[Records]

## Begin

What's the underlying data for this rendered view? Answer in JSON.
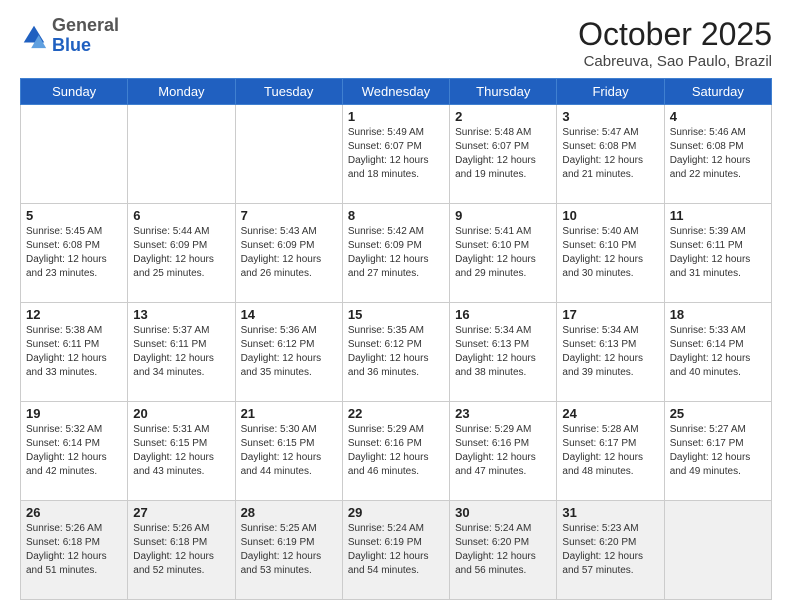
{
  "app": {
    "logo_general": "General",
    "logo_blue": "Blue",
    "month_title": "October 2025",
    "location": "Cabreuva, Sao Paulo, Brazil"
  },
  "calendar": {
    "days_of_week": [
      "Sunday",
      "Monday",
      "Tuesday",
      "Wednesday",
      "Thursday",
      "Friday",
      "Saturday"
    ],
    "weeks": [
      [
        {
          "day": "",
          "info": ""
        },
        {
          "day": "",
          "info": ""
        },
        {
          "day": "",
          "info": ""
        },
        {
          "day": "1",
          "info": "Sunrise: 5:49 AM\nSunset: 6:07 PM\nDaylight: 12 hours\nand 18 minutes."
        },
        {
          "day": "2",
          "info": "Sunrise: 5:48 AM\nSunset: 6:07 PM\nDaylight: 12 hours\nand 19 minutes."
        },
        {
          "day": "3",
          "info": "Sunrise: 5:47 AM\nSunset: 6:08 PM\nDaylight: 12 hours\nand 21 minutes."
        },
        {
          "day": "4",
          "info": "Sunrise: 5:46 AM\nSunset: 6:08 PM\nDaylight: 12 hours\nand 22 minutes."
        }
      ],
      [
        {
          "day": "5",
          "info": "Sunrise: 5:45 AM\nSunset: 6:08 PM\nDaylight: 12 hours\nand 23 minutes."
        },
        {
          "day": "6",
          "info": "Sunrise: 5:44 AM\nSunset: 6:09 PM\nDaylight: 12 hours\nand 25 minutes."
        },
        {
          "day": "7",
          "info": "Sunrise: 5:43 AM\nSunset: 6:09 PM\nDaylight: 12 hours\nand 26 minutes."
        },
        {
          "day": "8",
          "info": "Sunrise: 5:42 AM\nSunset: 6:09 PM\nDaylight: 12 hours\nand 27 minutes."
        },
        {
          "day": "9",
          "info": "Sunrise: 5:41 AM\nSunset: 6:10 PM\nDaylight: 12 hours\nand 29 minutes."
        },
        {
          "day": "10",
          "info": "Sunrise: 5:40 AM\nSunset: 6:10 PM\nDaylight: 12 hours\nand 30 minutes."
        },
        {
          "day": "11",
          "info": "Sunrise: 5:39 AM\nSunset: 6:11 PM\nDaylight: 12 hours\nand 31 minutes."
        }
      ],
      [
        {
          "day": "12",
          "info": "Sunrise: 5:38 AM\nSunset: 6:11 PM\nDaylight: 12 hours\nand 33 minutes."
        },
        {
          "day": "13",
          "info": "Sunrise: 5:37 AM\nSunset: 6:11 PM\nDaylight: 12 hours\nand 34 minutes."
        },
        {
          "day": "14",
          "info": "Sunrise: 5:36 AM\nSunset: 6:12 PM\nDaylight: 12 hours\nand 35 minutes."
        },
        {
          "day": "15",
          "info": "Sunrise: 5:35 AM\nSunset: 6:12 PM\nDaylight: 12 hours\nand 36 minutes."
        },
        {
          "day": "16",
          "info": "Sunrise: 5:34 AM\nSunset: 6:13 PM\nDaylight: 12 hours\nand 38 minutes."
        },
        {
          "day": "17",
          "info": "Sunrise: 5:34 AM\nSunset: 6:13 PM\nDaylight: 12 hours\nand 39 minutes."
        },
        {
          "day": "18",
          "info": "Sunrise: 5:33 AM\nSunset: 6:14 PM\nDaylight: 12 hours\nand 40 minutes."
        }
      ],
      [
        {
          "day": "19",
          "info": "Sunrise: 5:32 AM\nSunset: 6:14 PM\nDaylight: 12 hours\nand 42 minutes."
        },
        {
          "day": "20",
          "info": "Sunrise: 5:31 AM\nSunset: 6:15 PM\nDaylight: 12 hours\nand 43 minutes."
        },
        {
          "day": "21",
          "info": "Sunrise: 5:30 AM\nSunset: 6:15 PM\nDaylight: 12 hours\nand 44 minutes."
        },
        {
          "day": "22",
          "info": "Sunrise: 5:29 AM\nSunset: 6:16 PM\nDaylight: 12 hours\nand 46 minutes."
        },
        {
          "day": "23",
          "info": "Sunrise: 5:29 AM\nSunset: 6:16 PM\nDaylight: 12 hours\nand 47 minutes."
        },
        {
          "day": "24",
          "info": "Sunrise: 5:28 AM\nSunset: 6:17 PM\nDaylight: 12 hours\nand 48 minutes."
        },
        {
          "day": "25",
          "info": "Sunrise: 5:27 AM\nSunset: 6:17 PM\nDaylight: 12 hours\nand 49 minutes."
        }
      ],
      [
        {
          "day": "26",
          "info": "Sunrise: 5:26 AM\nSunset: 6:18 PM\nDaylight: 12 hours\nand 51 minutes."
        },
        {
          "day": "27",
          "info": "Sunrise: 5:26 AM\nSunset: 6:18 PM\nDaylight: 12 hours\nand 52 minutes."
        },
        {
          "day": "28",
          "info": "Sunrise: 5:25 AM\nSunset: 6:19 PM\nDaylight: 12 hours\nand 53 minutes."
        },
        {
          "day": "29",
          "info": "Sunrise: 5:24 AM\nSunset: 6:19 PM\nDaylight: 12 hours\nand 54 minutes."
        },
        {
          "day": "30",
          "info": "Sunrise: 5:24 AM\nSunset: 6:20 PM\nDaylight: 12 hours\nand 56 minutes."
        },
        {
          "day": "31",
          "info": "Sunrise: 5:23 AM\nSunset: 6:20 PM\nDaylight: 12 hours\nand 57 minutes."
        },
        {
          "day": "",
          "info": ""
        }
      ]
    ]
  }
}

## End
## Begin

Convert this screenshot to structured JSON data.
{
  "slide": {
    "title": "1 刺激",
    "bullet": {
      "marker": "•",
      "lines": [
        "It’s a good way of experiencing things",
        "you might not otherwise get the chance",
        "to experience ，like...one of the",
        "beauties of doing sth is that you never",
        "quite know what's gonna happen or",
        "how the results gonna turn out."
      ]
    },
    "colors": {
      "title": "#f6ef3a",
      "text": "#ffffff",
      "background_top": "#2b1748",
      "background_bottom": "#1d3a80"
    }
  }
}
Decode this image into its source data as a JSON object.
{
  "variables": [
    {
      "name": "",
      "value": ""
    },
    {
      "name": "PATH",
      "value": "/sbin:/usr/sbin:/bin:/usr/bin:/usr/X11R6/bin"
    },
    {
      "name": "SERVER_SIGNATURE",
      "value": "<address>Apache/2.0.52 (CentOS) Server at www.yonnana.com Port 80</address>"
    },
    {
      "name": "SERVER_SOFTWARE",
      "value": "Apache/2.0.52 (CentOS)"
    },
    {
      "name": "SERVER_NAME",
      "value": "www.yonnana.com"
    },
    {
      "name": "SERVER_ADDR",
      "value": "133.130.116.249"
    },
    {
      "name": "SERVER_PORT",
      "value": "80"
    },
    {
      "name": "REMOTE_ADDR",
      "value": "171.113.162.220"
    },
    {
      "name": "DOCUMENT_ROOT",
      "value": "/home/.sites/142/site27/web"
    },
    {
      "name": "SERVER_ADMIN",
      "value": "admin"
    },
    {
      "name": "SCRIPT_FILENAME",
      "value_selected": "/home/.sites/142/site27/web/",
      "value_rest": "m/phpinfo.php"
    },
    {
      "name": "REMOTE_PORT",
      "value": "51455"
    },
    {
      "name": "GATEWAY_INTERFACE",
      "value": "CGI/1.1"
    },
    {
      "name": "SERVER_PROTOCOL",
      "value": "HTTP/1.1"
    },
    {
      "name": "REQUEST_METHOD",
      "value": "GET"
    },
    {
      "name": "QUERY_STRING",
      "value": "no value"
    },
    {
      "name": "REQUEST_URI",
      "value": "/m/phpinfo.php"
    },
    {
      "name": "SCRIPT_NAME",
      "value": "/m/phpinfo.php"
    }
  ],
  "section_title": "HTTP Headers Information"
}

## End

● **Stated problem**
Pick each line holding the word "this" out of the data and copy it.

● **Written reply**
What's the underlying data for this rendered view? Answer in JSON.
Convert this screenshot to structured JSON data.
Decode this image into its source data as a JSON object.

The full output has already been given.